Exercise objective →
Set down each record below precisely, skipping the pictures.

#### Record set

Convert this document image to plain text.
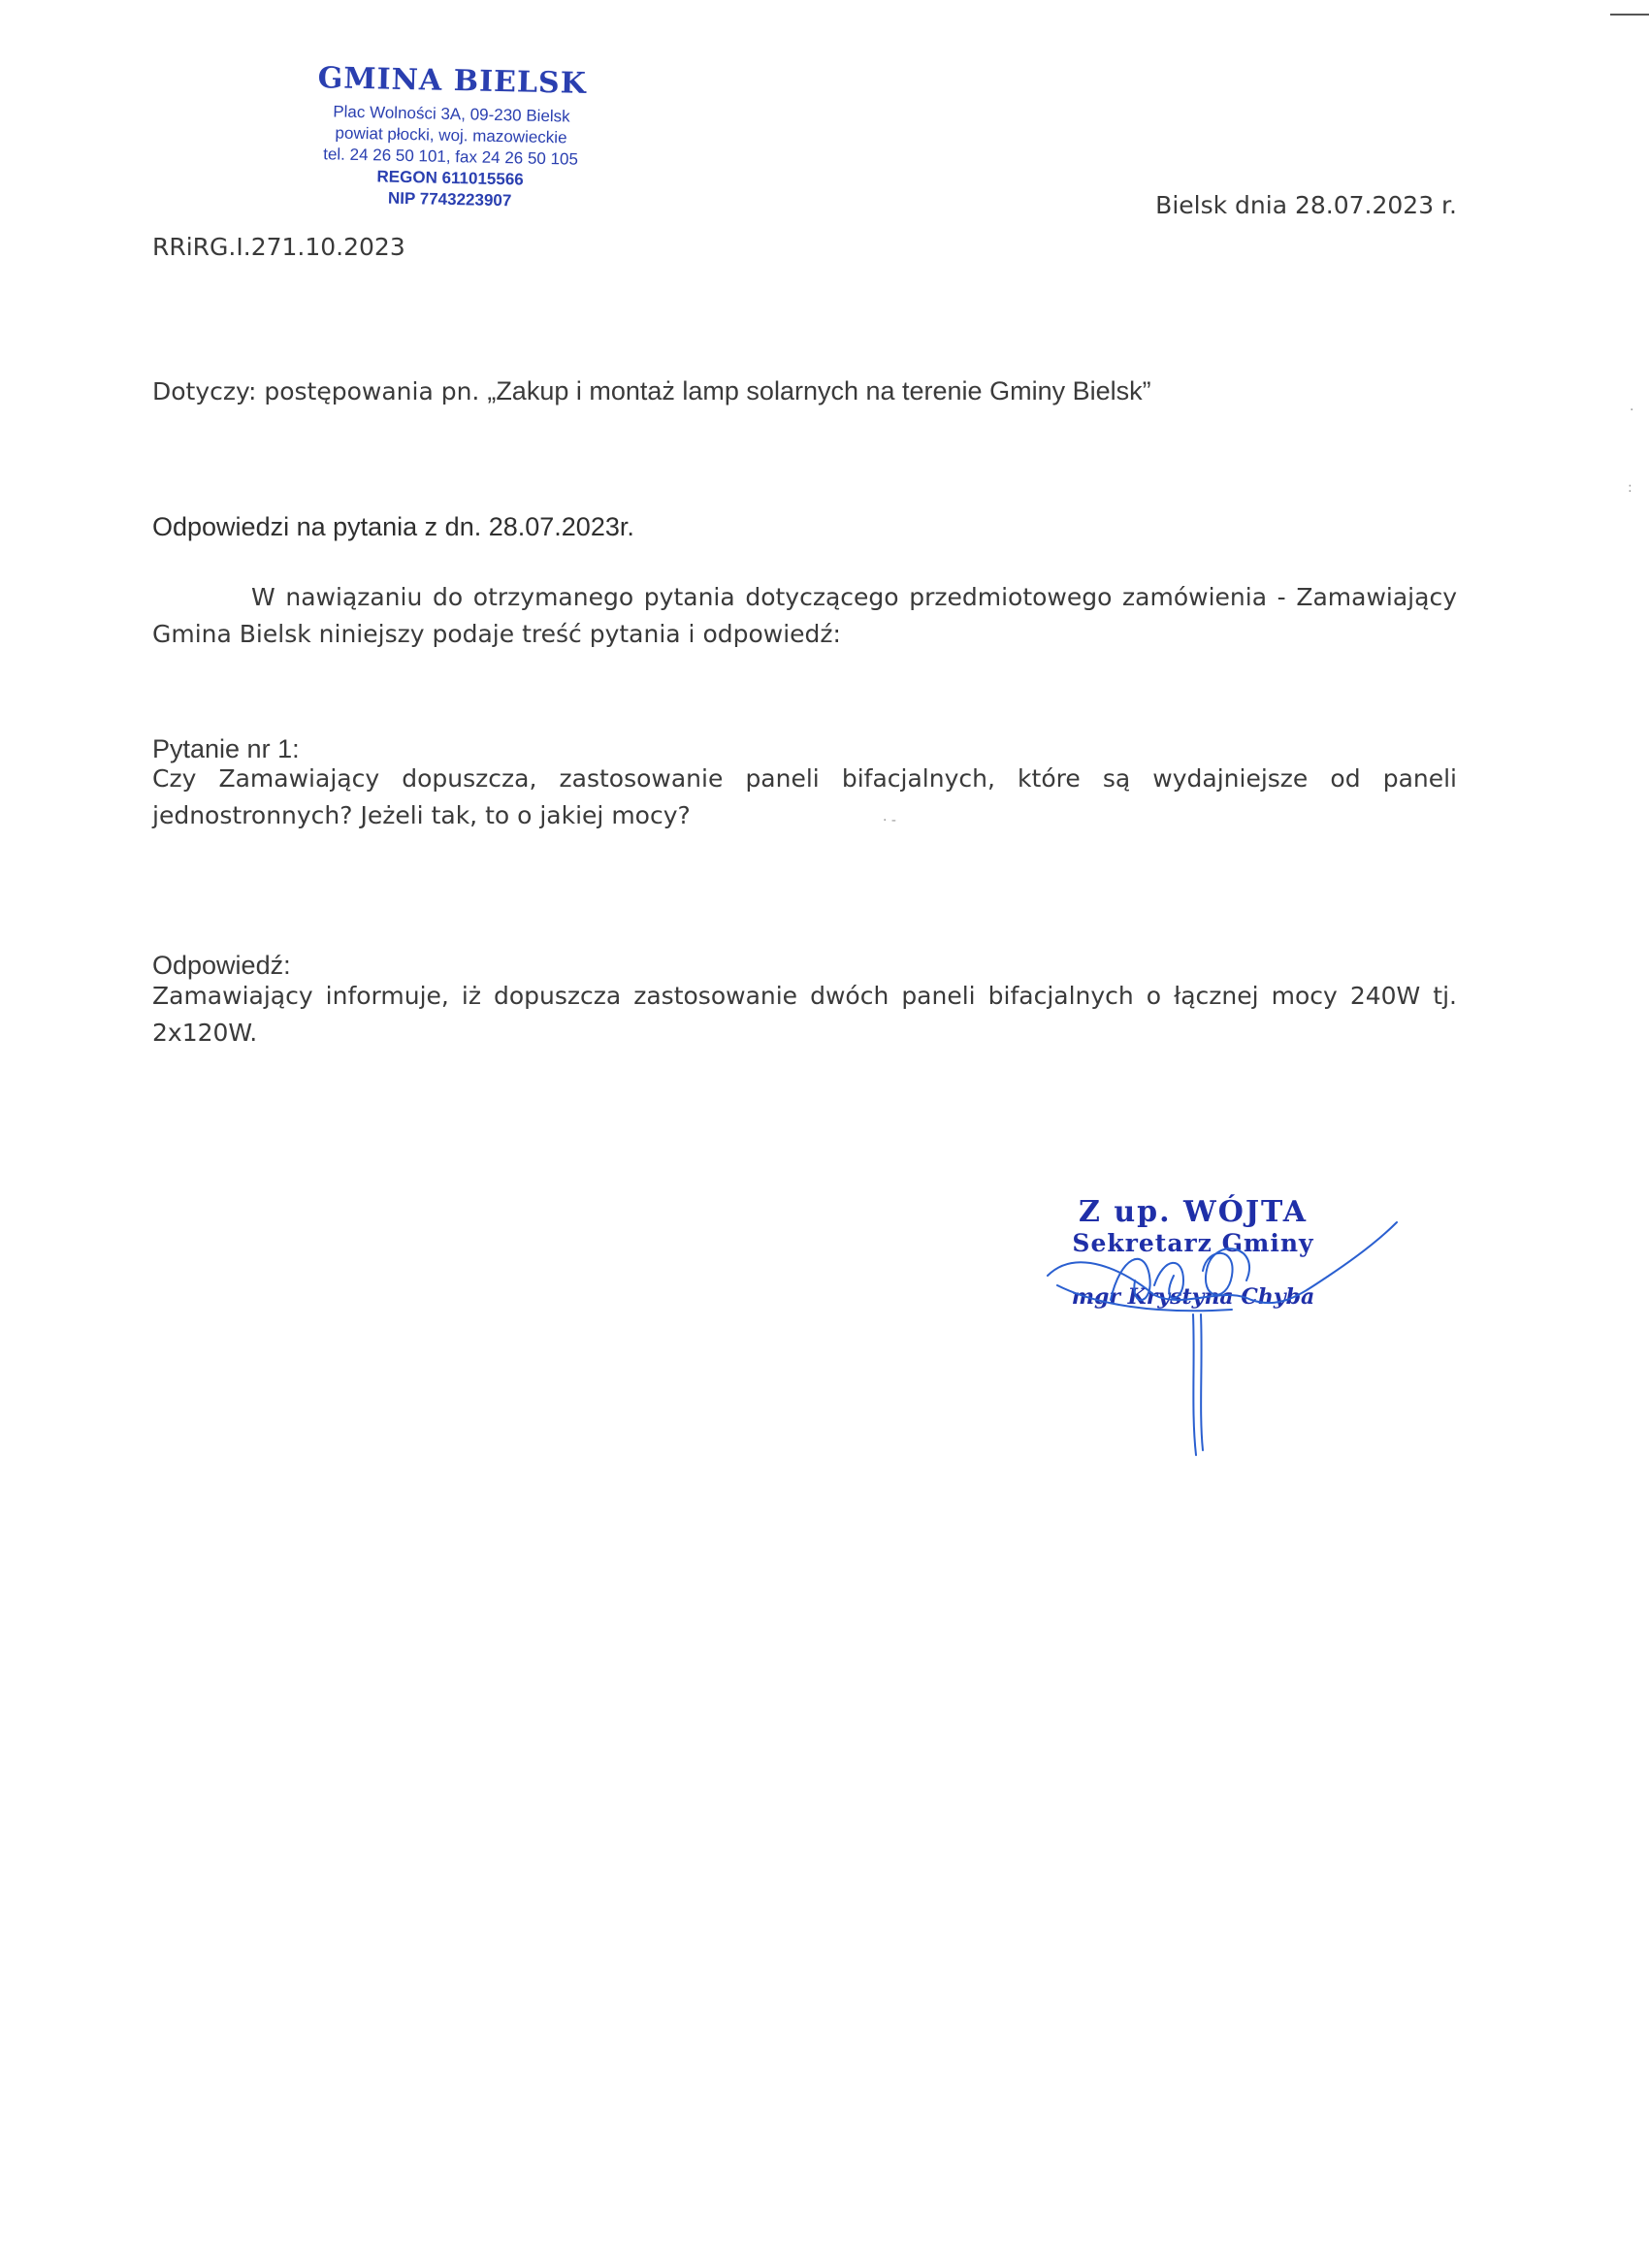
GMINA BIELSK
Plac Wolności 3A, 09-230 Bielsk
powiat płocki, woj. mazowieckie
tel. 24 26 50 101, fax 24 26 50 105
REGON 611015566
NIP 7743223907
RRiRG.I.271.10.2023
Bielsk dnia 28.07.2023 r.
Dotyczy: postępowania pn. „Zakup i montaż lamp solarnych na terenie Gminy Bielsk”
Odpowiedzi na pytania z dn. 28.07.2023r.
W nawiązaniu do otrzymanego pytania dotyczącego przedmiotowego zamówienia - Zamawiający Gmina Bielsk niniejszy podaje treść pytania i odpowiedź:
Pytanie nr 1:
Czy Zamawiający dopuszcza, zastosowanie paneli bifacjalnych, które są wydajniejsze od paneli jednostronnych? Jeżeli tak, to o jakiej mocy?
Odpowiedź:
Zamawiający informuje, iż dopuszcza zastosowanie dwóch paneli bifacjalnych o łącznej mocy 240W tj. 2x120W.
Z up. WÓJTA
Sekretarz Gminy
mgr Krystyna Chyba
·
:
· -
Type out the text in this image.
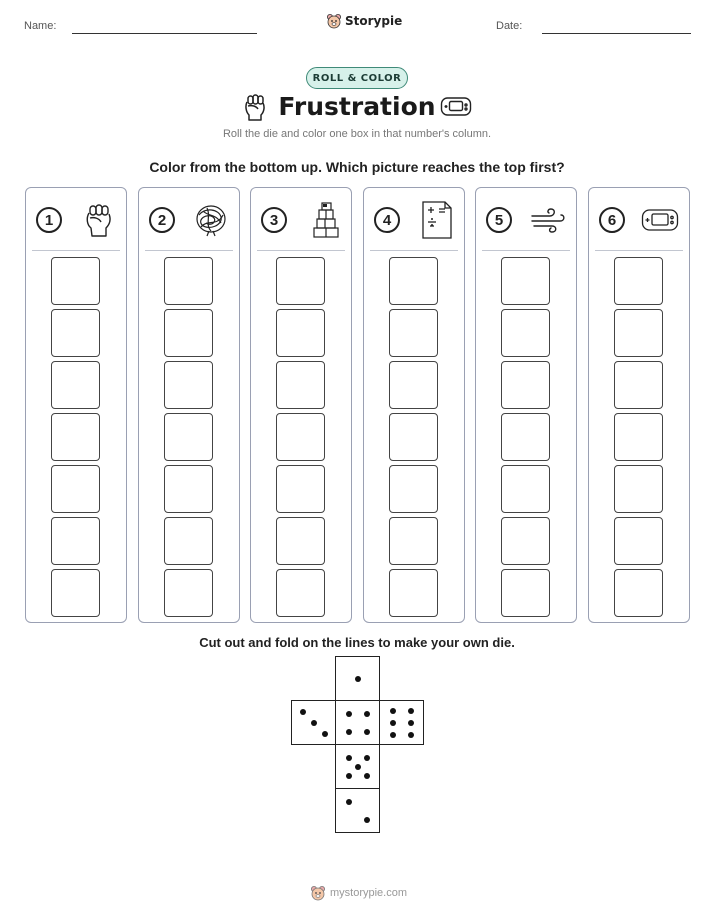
Name:	Storypie	Date:
ROLL & COLOR
Frustration
Roll the die and color one box in that number's column.
Color from the bottom up. Which picture reaches the top first?
1	2	3	4	5	6
Cut out and fold on the lines to make your own die.
mystorypie.com
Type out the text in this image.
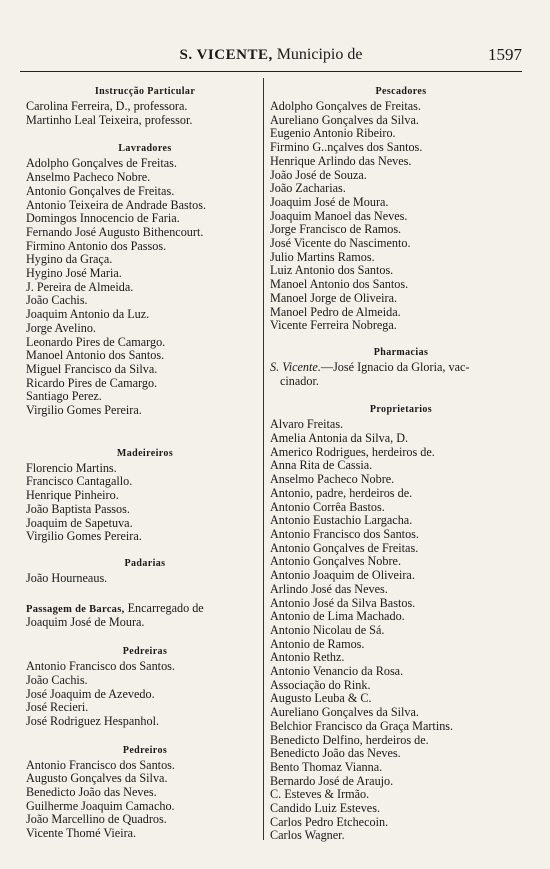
S. VICENTE, Municipio de	1597
Instrucção Particular
Carolina Ferreira, D., professora.
Martinho Leal Teixeira, professor.
Lavradores
Adolpho Gonçalves de Freitas.
Anselmo Pacheco Nobre.
Antonio Gonçalves de Freitas.
Antonio Teixeira de Andrade Bastos.
Domingos Innocencio de Faria.
Fernando José Augusto Bithencourt.
Firmino Antonio dos Passos.
Hygino da Graça.
Hygino José Maria.
J. Pereira de Almeida.
João Cachis.
Joaquim Antonio da Luz.
Jorge Avelino.
Leonardo Pires de Camargo.
Manoel Antonio dos Santos.
Miguel Francisco da Silva.
Ricardo Pires de Camargo.
Santiago Perez.
Virgilio Gomes Pereira.
Madeireiros
Florencio Martins.
Francisco Cantagallo.
Henrique Pinheiro.
João Baptista Passos.
Joaquim de Sapetuva.
Virgilio Gomes Pereira.
Padarias
João Hourneaus.
Passagem de Barcas, Encarregado de
Joaquim José de Moura.
Pedreiras
Antonio Francisco dos Santos.
João Cachis.
José Joaquim de Azevedo.
José Recieri.
José Rodriguez Hespanhol.
Pedreiros
Antonio Francisco dos Santos.
Augusto Gonçalves da Silva.
Benedicto João das Neves.
Guilherme Joaquim Camacho.
João Marcellino de Quadros.
Vicente Thomé Vieira.
Pescadores
Adolpho Gonçalves de Freitas.
Aureliano Gonçalves da Silva.
Eugenio Antonio Ribeiro.
Firmino G..nçalves dos Santos.
Henrique Arlindo das Neves.
João José de Souza.
João Zacharias.
Joaquim José de Moura.
Joaquim Manoel das Neves.
Jorge Francisco de Ramos.
José Vicente do Nascimento.
Julio Martins Ramos.
Luiz Antonio dos Santos.
Manoel Antonio dos Santos.
Manoel Jorge de Oliveira.
Manoel Pedro de Almeida.
Vicente Ferreira Nobrega.
Pharmacias
S. Vicente.—José Ignacio da Gloria, vac-
cinador.
Proprietarios
Alvaro Freitas.
Amelia Antonia da Silva, D.
Americo Rodrigues, herdeiros de.
Anna Rita de Cassia.
Anselmo Pacheco Nobre.
Antonio, padre, herdeiros de.
Antonio Corrêa Bastos.
Antonio Eustachio Largacha.
Antonio Francisco dos Santos.
Antonio Gonçalves de Freitas.
Antonio Gonçalves Nobre.
Antonio Joaquim de Oliveira.
Arlindo José das Neves.
Antonio José da Silva Bastos.
Antonio de Lima Machado.
Antonio Nicolau de Sá.
Antonio de Ramos.
Antonio Rethz.
Antonio Venancio da Rosa.
Associação do Rink.
Augusto Leuba & C.
Aureliano Gonçalves da Silva.
Belchior Francisco da Graça Martins.
Benedicto Delfino, herdeiros de.
Benedicto João das Neves.
Bento Thomaz Vianna.
Bernardo José de Araujo.
C. Esteves & Irmão.
Candido Luiz Esteves.
Carlos Pedro Etchecoin.
Carlos Wagner.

########

Task result →
Convert this document image to plain text.
GMINA BIELSK
Plac Wolności 3A, 09-230 Bielsk
powiat płocki, woj. mazowieckie
tel. 24 26 50 101, fax 24 26 50 105
REGON 611015566
NIP 7743223907
RRiRG.I.271.10.2023
Bielsk dnia 28.07.2023 r.
Dotyczy: postępowania pn. „Zakup i montaż lamp solarnych na terenie Gminy Bielsk”
Odpowiedzi na pytania z dn. 28.07.2023r.
W nawiązaniu do otrzymanego pytania dotyczącego przedmiotowego zamówienia - Zamawiający Gmina Bielsk niniejszy podaje treść pytania i odpowiedź:
Pytanie nr 1:
Czy Zamawiający dopuszcza, zastosowanie paneli bifacjalnych, które są wydajniejsze od paneli jednostronnych? Jeżeli tak, to o jakiej mocy?
Odpowiedź:
Zamawiający informuje, iż dopuszcza zastosowanie dwóch paneli bifacjalnych o łącznej mocy 240W tj. 2x120W.
Z up. WÓJTA
Sekretarz Gminy
mgr Krystyna Chyba
·
:
· -
Type out the text in this image.
Name:	Storypie	Date:
ROLL & COLOR
Frustration
Roll the die and color one box in that number's column.
Color from the bottom up. Which picture reaches the top first?
1	2	3	4	5	6
Cut out and fold on the lines to make your own die.
mystorypie.com
Type out the text in this image.
S. VICENTE, Municipio de	1597
Instrucção Particular
Carolina Ferreira, D., professora.
Martinho Leal Teixeira, professor.
Lavradores
Adolpho Gonçalves de Freitas.
Anselmo Pacheco Nobre.
Antonio Gonçalves de Freitas.
Antonio Teixeira de Andrade Bastos.
Domingos Innocencio de Faria.
Fernando José Augusto Bithencourt.
Firmino Antonio dos Passos.
Hygino da Graça.
Hygino José Maria.
J. Pereira de Almeida.
João Cachis.
Joaquim Antonio da Luz.
Jorge Avelino.
Leonardo Pires de Camargo.
Manoel Antonio dos Santos.
Miguel Francisco da Silva.
Ricardo Pires de Camargo.
Santiago Perez.
Virgilio Gomes Pereira.
Madeireiros
Florencio Martins.
Francisco Cantagallo.
Henrique Pinheiro.
João Baptista Passos.
Joaquim de Sapetuva.
Virgilio Gomes Pereira.
Padarias
João Hourneaus.
Passagem de Barcas, Encarregado de
Joaquim José de Moura.
Pedreiras
Antonio Francisco dos Santos.
João Cachis.
José Joaquim de Azevedo.
José Recieri.
José Rodriguez Hespanhol.
Pedreiros
Antonio Francisco dos Santos.
Augusto Gonçalves da Silva.
Benedicto João das Neves.
Guilherme Joaquim Camacho.
João Marcellino de Quadros.
Vicente Thomé Vieira.
Pescadores
Adolpho Gonçalves de Freitas.
Aureliano Gonçalves da Silva.
Eugenio Antonio Ribeiro.
Firmino G..nçalves dos Santos.
Henrique Arlindo das Neves.
João José de Souza.
João Zacharias.
Joaquim José de Moura.
Joaquim Manoel das Neves.
Jorge Francisco de Ramos.
José Vicente do Nascimento.
Julio Martins Ramos.
Luiz Antonio dos Santos.
Manoel Antonio dos Santos.
Manoel Jorge de Oliveira.
Manoel Pedro de Almeida.
Vicente Ferreira Nobrega.
Pharmacias
S. Vicente.—José Ignacio da Gloria, vac-
cinador.
Proprietarios
Alvaro Freitas.
Amelia Antonia da Silva, D.
Americo Rodrigues, herdeiros de.
Anna Rita de Cassia.
Anselmo Pacheco Nobre.
Antonio, padre, herdeiros de.
Antonio Corrêa Bastos.
Antonio Eustachio Largacha.
Antonio Francisco dos Santos.
Antonio Gonçalves de Freitas.
Antonio Gonçalves Nobre.
Antonio Joaquim de Oliveira.
Arlindo José das Neves.
Antonio José da Silva Bastos.
Antonio de Lima Machado.
Antonio Nicolau de Sá.
Antonio de Ramos.
Antonio Rethz.
Antonio Venancio da Rosa.
Associação do Rink.
Augusto Leuba & C.
Aureliano Gonçalves da Silva.
Belchior Francisco da Graça Martins.
Benedicto Delfino, herdeiros de.
Benedicto João das Neves.
Bento Thomaz Vianna.
Bernardo José de Araujo.
C. Esteves & Irmão.
Candido Luiz Esteves.
Carlos Pedro Etchecoin.
Carlos Wagner.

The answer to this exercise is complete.